* [Problems and tasks]
1/ In the passage, condense the paragraph beginning "The Reverend Anne Saunders almost died" into two or three sentences that keep its main facts.
2/ Write out the passage word for word, starting with "The Reverend Anne" and going on through "she got there.".

We focus on education through a lens that surpasses what we learn in school. We have stories about people doing amazing things to cultivate lifelong learning and to champion our thirst for wisdom. Reverend Anne Saunders was called to be a minister in the early 1980s. Her journey as a teacher, a wife, a mother, caretaker to her parents, and as a minister is one of profound faith. Barbara Lloyd McMichael writes about the launch of her pilot project “Tempests and Teapots” that explores lesser known facts in American Colonial History. Stay tuned for a presentation of “Tempests and Teapots,” coming soon in your neck of the woods. Our book review, How To Know A Person by David Brooks, probes how we can learn to expand our emotional intelligence by giving other people a chance to be seen and heard. Yonkers Historian Mary Hoar writes about prominent journalist, author and activist John Edward Bruce who is long overdue to receive a stone of substance.  –Patricia Vaccarino


The Hymn in Her Heart

The Reverend Anne Saunders almost died when she was a child. Scarlet fever ran rampant, afflicting children everywhere, regardless of the color of their skin or how much money their families had. In the late 1930s, most children stayed home to heal, but Anne Saunders was so sick that her father wanted to take her to the hospital. He was told that if he took her to the hospital, she wouldn’t be alive when she got there.

* [Material shown]
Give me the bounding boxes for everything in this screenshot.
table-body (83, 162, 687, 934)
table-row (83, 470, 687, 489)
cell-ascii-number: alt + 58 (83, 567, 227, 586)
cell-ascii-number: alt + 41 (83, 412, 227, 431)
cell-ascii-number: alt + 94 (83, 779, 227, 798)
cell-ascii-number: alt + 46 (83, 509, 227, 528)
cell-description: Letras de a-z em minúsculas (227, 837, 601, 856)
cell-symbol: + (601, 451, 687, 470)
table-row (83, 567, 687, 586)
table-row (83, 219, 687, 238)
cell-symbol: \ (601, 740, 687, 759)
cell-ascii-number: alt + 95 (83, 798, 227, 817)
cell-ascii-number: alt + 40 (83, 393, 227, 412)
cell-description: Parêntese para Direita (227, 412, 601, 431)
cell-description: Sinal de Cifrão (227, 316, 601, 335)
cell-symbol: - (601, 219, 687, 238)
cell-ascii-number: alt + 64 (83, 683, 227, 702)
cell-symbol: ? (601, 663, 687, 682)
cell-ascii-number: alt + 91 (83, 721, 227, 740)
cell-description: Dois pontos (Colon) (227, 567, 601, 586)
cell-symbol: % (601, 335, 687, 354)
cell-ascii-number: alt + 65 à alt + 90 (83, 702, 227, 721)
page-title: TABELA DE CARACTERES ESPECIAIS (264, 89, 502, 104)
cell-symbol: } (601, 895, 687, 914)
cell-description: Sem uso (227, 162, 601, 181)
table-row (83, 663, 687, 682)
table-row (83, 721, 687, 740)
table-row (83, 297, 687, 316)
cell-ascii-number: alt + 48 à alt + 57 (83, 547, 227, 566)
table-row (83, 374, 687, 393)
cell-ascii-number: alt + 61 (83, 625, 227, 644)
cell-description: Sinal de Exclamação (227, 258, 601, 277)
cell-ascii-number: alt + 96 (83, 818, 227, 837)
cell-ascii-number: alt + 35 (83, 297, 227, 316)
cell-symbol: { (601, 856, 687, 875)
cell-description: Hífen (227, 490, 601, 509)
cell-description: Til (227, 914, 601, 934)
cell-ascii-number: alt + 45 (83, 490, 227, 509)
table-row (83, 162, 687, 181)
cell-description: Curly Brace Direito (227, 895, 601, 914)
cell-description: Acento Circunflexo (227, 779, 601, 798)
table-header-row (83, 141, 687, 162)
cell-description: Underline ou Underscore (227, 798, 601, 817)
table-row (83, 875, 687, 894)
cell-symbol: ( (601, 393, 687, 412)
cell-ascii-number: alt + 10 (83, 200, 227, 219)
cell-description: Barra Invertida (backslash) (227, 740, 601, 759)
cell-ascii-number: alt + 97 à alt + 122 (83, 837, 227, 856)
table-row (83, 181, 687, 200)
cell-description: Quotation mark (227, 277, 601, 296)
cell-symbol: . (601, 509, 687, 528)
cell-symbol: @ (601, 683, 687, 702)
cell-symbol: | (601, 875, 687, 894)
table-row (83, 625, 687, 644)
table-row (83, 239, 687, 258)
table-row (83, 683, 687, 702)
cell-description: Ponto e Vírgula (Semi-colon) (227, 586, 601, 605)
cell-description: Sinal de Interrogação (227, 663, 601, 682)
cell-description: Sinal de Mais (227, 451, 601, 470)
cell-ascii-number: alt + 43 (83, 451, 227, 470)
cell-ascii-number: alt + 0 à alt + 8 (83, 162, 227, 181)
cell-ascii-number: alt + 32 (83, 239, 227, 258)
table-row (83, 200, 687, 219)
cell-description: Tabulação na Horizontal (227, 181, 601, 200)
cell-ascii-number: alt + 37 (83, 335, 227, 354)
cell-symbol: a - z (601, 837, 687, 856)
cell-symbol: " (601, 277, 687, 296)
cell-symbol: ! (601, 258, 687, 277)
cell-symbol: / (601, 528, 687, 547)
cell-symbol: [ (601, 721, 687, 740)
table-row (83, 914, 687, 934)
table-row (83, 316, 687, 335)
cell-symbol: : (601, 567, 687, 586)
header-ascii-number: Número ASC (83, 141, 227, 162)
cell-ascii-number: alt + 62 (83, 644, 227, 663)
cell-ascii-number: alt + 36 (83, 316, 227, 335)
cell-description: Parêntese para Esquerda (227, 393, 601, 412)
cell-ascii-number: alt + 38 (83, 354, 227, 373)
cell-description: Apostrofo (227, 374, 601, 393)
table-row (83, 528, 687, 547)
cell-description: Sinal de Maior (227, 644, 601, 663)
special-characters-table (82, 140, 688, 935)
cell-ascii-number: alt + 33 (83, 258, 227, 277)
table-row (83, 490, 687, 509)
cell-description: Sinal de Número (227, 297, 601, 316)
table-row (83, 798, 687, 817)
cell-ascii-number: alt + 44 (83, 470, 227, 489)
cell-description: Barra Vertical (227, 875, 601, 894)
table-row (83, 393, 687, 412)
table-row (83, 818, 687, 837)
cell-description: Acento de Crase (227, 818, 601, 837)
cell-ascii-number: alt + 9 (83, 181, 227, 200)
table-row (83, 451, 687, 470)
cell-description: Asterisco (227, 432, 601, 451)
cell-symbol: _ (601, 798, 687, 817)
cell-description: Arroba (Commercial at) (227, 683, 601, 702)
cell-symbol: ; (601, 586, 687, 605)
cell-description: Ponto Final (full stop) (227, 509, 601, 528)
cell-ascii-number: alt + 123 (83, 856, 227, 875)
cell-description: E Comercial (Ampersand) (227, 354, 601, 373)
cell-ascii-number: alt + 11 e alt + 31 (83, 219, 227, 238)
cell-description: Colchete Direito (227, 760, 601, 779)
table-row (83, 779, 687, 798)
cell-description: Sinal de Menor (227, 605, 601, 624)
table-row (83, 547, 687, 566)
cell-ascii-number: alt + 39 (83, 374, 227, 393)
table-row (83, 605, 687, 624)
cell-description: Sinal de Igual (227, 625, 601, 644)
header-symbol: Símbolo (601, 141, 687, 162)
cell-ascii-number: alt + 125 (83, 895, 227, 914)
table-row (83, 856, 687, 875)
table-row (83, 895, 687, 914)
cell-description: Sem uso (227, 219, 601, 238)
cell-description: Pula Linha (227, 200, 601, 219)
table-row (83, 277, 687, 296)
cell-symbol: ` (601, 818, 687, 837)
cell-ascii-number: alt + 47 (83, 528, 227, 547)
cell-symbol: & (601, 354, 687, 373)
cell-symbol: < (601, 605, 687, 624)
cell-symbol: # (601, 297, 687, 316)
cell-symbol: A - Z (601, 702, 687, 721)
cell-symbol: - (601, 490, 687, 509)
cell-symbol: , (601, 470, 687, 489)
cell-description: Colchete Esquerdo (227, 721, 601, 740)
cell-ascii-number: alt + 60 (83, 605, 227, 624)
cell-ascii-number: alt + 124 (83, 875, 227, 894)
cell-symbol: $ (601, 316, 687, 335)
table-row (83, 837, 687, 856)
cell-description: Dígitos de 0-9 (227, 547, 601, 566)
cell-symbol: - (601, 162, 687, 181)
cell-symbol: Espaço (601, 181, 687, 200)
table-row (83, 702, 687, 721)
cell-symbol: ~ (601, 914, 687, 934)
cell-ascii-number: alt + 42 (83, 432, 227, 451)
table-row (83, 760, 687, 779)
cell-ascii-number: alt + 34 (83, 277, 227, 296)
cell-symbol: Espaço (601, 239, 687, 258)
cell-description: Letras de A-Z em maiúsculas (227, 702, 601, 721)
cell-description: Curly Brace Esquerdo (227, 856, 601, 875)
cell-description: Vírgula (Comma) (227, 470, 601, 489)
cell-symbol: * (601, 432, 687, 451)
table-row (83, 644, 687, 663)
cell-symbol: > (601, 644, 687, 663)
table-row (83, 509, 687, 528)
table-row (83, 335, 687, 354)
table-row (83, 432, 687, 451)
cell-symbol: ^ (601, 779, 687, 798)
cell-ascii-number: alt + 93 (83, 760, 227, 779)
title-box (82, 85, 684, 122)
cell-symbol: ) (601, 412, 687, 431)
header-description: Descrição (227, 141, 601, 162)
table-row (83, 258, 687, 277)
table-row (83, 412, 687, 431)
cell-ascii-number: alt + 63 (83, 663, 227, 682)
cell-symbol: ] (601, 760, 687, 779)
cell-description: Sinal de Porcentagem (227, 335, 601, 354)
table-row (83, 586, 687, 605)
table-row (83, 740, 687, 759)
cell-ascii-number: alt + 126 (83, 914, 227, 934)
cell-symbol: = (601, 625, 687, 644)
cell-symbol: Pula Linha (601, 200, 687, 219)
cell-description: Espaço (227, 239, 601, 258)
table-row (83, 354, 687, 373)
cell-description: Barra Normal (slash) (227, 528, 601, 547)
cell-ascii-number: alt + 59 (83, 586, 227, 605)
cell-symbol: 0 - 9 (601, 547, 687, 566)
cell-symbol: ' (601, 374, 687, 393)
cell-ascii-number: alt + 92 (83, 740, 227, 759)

* [Written responses]
1/ As a child in the late 1930s, Anne Saunders nearly died of scarlet fever, which struck children everywhere regardless of race or wealth. Most sick children recovered at home, but she was so ill that her father wanted to take her to the hospital. He was told she would not survive the trip.

2/
The Reverend Anne Saunders almost died when she was a child. Scarlet fever ran rampant, afflicting children everywhere, regardless of the color of their skin or how much money their families had. In the late 1930s, most children stayed home to heal, but Anne Saunders was so sick that her father wanted to take her to the hospital. He was told that if he took her to the hospital, she wouldn’t be alive when she got there.